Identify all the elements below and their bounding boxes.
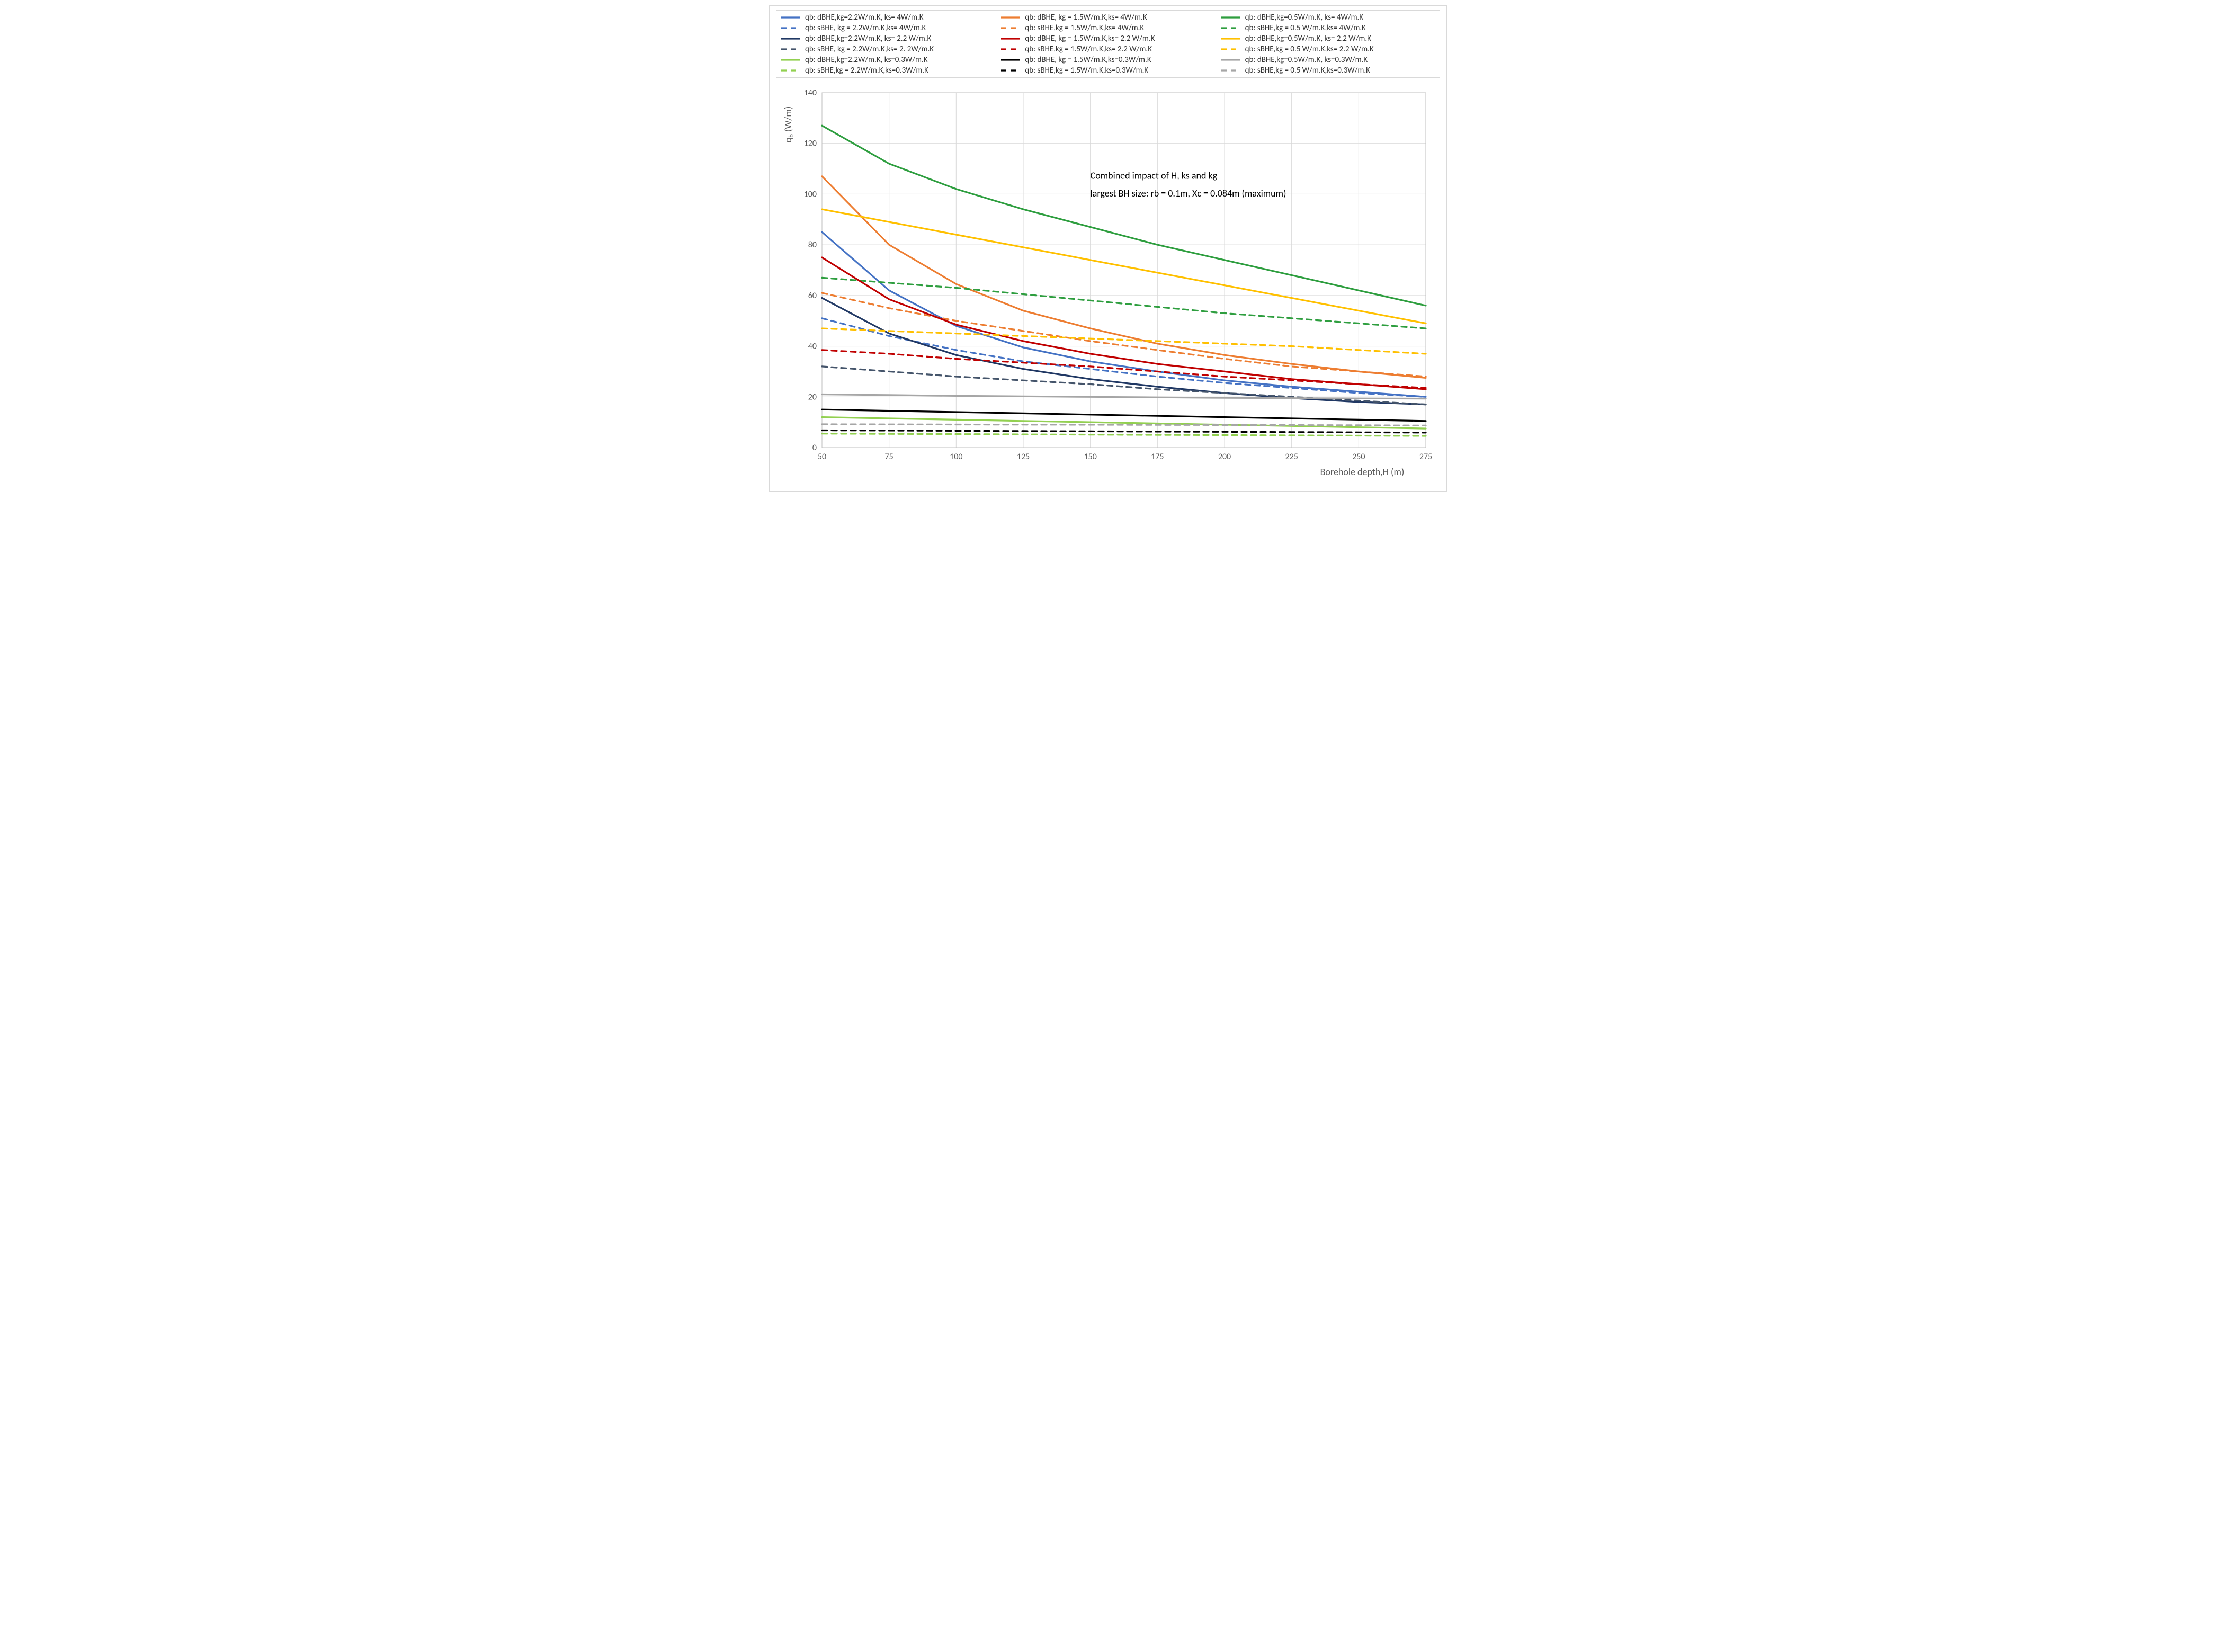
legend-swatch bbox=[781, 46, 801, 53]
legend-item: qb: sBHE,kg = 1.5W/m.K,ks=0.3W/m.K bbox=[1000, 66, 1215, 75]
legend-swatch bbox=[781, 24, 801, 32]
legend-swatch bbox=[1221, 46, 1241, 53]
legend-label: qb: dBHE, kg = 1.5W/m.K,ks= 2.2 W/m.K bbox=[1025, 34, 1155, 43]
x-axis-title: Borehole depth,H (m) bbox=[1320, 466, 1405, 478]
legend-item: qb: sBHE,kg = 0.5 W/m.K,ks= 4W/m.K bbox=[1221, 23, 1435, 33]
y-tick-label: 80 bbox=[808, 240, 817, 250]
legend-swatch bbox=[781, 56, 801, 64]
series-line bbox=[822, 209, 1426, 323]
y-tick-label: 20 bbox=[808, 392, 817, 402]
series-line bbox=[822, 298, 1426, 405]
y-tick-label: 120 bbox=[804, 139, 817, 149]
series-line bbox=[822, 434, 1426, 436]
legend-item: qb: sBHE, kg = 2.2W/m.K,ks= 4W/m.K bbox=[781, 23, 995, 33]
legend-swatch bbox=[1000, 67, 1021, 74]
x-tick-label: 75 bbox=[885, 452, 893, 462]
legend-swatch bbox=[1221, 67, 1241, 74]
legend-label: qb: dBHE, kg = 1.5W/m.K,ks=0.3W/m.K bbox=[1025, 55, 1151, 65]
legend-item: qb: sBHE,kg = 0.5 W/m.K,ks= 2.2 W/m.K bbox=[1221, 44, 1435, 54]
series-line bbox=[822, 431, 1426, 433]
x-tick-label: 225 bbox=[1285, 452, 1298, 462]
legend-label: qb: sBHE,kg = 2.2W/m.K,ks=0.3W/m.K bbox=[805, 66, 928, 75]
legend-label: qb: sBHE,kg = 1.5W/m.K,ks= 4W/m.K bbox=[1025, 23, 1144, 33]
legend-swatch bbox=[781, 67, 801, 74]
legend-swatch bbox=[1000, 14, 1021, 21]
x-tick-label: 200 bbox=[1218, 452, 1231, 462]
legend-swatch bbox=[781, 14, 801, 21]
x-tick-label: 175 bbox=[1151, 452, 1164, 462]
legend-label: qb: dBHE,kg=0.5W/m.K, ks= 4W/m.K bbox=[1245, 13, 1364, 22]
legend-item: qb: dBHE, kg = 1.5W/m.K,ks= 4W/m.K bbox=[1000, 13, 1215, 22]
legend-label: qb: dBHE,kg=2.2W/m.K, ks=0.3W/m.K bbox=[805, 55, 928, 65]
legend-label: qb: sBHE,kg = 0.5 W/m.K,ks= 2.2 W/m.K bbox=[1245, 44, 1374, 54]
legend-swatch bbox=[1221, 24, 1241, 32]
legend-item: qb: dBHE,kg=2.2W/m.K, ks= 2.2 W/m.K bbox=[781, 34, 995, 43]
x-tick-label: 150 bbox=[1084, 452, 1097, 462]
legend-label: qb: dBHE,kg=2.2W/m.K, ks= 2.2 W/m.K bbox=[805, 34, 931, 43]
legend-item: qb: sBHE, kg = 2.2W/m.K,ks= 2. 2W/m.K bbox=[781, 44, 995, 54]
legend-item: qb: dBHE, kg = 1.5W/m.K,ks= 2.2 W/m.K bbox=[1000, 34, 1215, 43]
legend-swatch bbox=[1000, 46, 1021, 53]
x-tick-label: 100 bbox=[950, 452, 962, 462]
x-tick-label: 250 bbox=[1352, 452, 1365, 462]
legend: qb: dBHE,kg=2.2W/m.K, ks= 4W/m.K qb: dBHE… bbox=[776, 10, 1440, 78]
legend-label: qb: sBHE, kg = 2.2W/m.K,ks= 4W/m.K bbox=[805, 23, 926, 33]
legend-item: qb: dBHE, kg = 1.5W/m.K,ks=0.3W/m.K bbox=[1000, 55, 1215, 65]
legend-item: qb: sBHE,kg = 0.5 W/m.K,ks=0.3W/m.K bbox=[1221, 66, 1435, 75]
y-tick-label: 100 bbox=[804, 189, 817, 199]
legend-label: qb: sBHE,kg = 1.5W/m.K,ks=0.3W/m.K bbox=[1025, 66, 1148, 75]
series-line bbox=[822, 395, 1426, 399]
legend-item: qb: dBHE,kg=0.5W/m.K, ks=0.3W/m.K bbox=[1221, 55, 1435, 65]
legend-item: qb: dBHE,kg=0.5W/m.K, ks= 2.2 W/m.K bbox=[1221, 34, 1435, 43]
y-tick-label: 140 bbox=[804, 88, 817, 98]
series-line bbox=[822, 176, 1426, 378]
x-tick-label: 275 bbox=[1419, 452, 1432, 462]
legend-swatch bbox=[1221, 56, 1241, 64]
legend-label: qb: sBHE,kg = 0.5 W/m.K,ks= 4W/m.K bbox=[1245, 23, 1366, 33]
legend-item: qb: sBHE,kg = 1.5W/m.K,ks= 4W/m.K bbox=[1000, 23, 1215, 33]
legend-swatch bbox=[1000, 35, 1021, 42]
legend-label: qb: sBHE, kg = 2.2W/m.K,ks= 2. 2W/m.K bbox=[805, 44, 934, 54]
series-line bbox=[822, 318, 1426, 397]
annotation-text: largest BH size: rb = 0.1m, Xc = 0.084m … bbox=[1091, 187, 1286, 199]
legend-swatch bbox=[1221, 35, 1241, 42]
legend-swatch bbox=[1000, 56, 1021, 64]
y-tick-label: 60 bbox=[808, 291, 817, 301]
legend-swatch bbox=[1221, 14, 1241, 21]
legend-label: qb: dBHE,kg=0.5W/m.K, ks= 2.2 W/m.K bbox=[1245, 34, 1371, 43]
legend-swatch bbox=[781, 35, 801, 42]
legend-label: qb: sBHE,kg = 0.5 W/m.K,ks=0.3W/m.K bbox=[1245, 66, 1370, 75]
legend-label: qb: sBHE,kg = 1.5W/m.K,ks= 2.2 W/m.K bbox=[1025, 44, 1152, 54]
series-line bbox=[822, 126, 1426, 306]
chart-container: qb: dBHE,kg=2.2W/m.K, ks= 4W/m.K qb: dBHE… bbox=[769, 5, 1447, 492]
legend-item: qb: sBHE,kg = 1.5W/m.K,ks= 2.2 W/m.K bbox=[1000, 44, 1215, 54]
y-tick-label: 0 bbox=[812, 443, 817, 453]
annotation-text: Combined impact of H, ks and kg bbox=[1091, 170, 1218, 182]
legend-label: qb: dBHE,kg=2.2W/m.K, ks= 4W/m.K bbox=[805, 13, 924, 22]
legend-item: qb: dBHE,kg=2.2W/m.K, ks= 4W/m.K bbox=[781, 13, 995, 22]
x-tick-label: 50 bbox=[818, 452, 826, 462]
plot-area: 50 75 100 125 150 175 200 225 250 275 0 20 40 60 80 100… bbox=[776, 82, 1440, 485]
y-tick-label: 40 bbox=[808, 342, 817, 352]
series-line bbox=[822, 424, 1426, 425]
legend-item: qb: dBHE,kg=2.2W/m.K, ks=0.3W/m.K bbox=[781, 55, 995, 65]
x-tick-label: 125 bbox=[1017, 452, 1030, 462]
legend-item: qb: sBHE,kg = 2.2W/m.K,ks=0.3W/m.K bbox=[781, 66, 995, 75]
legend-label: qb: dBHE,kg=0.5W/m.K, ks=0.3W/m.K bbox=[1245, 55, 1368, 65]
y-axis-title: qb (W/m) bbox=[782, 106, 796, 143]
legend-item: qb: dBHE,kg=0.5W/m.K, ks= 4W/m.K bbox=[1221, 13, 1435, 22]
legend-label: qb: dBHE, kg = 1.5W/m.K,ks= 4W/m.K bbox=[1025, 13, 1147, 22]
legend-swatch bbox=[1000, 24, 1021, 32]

- - -

§ Given problem: Return every line of the material above unchanged, leaving out any pictures.

§ Complete response:
Identify all the elements below and their bounding boxes.
legend-swatch bbox=[781, 46, 801, 53]
legend-item: qb: sBHE,kg = 1.5W/m.K,ks=0.3W/m.K bbox=[1000, 66, 1215, 75]
legend-swatch bbox=[781, 24, 801, 32]
legend-swatch bbox=[1221, 46, 1241, 53]
legend-label: qb: dBHE, kg = 1.5W/m.K,ks= 2.2 W/m.K bbox=[1025, 34, 1155, 43]
x-axis-title: Borehole depth,H (m) bbox=[1320, 466, 1405, 478]
legend-item: qb: sBHE,kg = 0.5 W/m.K,ks= 4W/m.K bbox=[1221, 23, 1435, 33]
y-tick-label: 80 bbox=[808, 240, 817, 250]
legend-swatch bbox=[781, 56, 801, 64]
series-line bbox=[822, 209, 1426, 323]
y-tick-label: 20 bbox=[808, 392, 817, 402]
series-line bbox=[822, 298, 1426, 405]
y-tick-label: 120 bbox=[804, 139, 817, 149]
series-line bbox=[822, 434, 1426, 436]
legend-item: qb: sBHE, kg = 2.2W/m.K,ks= 4W/m.K bbox=[781, 23, 995, 33]
legend-swatch bbox=[1000, 67, 1021, 74]
x-tick-label: 75 bbox=[885, 452, 893, 462]
legend-swatch bbox=[1221, 67, 1241, 74]
legend-label: qb: dBHE, kg = 1.5W/m.K,ks=0.3W/m.K bbox=[1025, 55, 1151, 65]
legend-item: qb: sBHE,kg = 0.5 W/m.K,ks= 2.2 W/m.K bbox=[1221, 44, 1435, 54]
series-line bbox=[822, 431, 1426, 433]
x-tick-label: 225 bbox=[1285, 452, 1298, 462]
legend-label: qb: sBHE,kg = 2.2W/m.K,ks=0.3W/m.K bbox=[805, 66, 928, 75]
legend-label: qb: sBHE,kg = 1.5W/m.K,ks= 4W/m.K bbox=[1025, 23, 1144, 33]
legend-swatch bbox=[781, 67, 801, 74]
legend-swatch bbox=[1000, 14, 1021, 21]
x-tick-label: 200 bbox=[1218, 452, 1231, 462]
legend-swatch bbox=[781, 14, 801, 21]
x-tick-label: 175 bbox=[1151, 452, 1164, 462]
legend-label: qb: dBHE,kg=0.5W/m.K, ks= 4W/m.K bbox=[1245, 13, 1364, 22]
legend-item: qb: dBHE, kg = 1.5W/m.K,ks= 4W/m.K bbox=[1000, 13, 1215, 22]
legend-label: qb: dBHE,kg=2.2W/m.K, ks=0.3W/m.K bbox=[805, 55, 928, 65]
legend-label: qb: sBHE,kg = 0.5 W/m.K,ks= 2.2 W/m.K bbox=[1245, 44, 1374, 54]
legend-swatch bbox=[1221, 24, 1241, 32]
legend-item: qb: dBHE,kg=2.2W/m.K, ks= 2.2 W/m.K bbox=[781, 34, 995, 43]
x-tick-label: 150 bbox=[1084, 452, 1097, 462]
legend-label: qb: dBHE,kg=2.2W/m.K, ks= 2.2 W/m.K bbox=[805, 34, 931, 43]
legend-item: qb: sBHE, kg = 2.2W/m.K,ks= 2. 2W/m.K bbox=[781, 44, 995, 54]
legend-item: qb: dBHE, kg = 1.5W/m.K,ks= 2.2 W/m.K bbox=[1000, 34, 1215, 43]
legend-swatch bbox=[1000, 46, 1021, 53]
x-tick-label: 100 bbox=[950, 452, 962, 462]
x-tick-label: 250 bbox=[1352, 452, 1365, 462]
legend: qb: dBHE,kg=2.2W/m.K, ks= 4W/m.K qb: dBHE… bbox=[776, 10, 1440, 78]
legend-label: qb: sBHE, kg = 2.2W/m.K,ks= 4W/m.K bbox=[805, 23, 926, 33]
legend-item: qb: dBHE, kg = 1.5W/m.K,ks=0.3W/m.K bbox=[1000, 55, 1215, 65]
legend-item: qb: sBHE,kg = 0.5 W/m.K,ks=0.3W/m.K bbox=[1221, 66, 1435, 75]
y-tick-label: 100 bbox=[804, 189, 817, 199]
legend-label: qb: sBHE,kg = 1.5W/m.K,ks=0.3W/m.K bbox=[1025, 66, 1148, 75]
series-line bbox=[822, 395, 1426, 399]
legend-item: qb: dBHE,kg=0.5W/m.K, ks=0.3W/m.K bbox=[1221, 55, 1435, 65]
legend-item: qb: dBHE,kg=0.5W/m.K, ks= 2.2 W/m.K bbox=[1221, 34, 1435, 43]
y-tick-label: 140 bbox=[804, 88, 817, 98]
series-line bbox=[822, 176, 1426, 378]
x-tick-label: 275 bbox=[1419, 452, 1432, 462]
legend-swatch bbox=[1221, 56, 1241, 64]
legend-label: qb: sBHE,kg = 0.5 W/m.K,ks= 4W/m.K bbox=[1245, 23, 1366, 33]
legend-item: qb: sBHE,kg = 1.5W/m.K,ks= 4W/m.K bbox=[1000, 23, 1215, 33]
legend-swatch bbox=[1000, 35, 1021, 42]
legend-label: qb: sBHE, kg = 2.2W/m.K,ks= 2. 2W/m.K bbox=[805, 44, 934, 54]
series-line bbox=[822, 318, 1426, 397]
annotation-text: largest BH size: rb = 0.1m, Xc = 0.084m … bbox=[1091, 187, 1286, 199]
legend-swatch bbox=[1221, 35, 1241, 42]
legend-swatch bbox=[1000, 56, 1021, 64]
y-tick-label: 60 bbox=[808, 291, 817, 301]
legend-swatch bbox=[1221, 14, 1241, 21]
legend-label: qb: dBHE,kg=0.5W/m.K, ks= 2.2 W/m.K bbox=[1245, 34, 1371, 43]
legend-swatch bbox=[781, 35, 801, 42]
legend-label: qb: sBHE,kg = 0.5 W/m.K,ks=0.3W/m.K bbox=[1245, 66, 1370, 75]
legend-label: qb: sBHE,kg = 1.5W/m.K,ks= 2.2 W/m.K bbox=[1025, 44, 1152, 54]
series-line bbox=[822, 126, 1426, 306]
chart-container: qb: dBHE,kg=2.2W/m.K, ks= 4W/m.K qb: dBHE… bbox=[769, 5, 1447, 492]
legend-item: qb: sBHE,kg = 1.5W/m.K,ks= 2.2 W/m.K bbox=[1000, 44, 1215, 54]
y-tick-label: 0 bbox=[812, 443, 817, 453]
annotation-text: Combined impact of H, ks and kg bbox=[1091, 170, 1218, 182]
legend-label: qb: dBHE,kg=2.2W/m.K, ks= 4W/m.K bbox=[805, 13, 924, 22]
legend-item: qb: dBHE,kg=2.2W/m.K, ks= 4W/m.K bbox=[781, 13, 995, 22]
x-tick-label: 50 bbox=[818, 452, 826, 462]
plot-area: 50 75 100 125 150 175 200 225 250 275 0 20 40 60 80 100… bbox=[776, 82, 1440, 485]
y-tick-label: 40 bbox=[808, 342, 817, 352]
series-line bbox=[822, 424, 1426, 425]
legend-item: qb: dBHE,kg=2.2W/m.K, ks=0.3W/m.K bbox=[781, 55, 995, 65]
x-tick-label: 125 bbox=[1017, 452, 1030, 462]
legend-item: qb: sBHE,kg = 2.2W/m.K,ks=0.3W/m.K bbox=[781, 66, 995, 75]
legend-label: qb: dBHE,kg=0.5W/m.K, ks=0.3W/m.K bbox=[1245, 55, 1368, 65]
y-axis-title: qb (W/m) bbox=[782, 106, 796, 143]
legend-item: qb: dBHE,kg=0.5W/m.K, ks= 4W/m.K bbox=[1221, 13, 1435, 22]
legend-label: qb: dBHE, kg = 1.5W/m.K,ks= 4W/m.K bbox=[1025, 13, 1147, 22]
legend-swatch bbox=[1000, 24, 1021, 32]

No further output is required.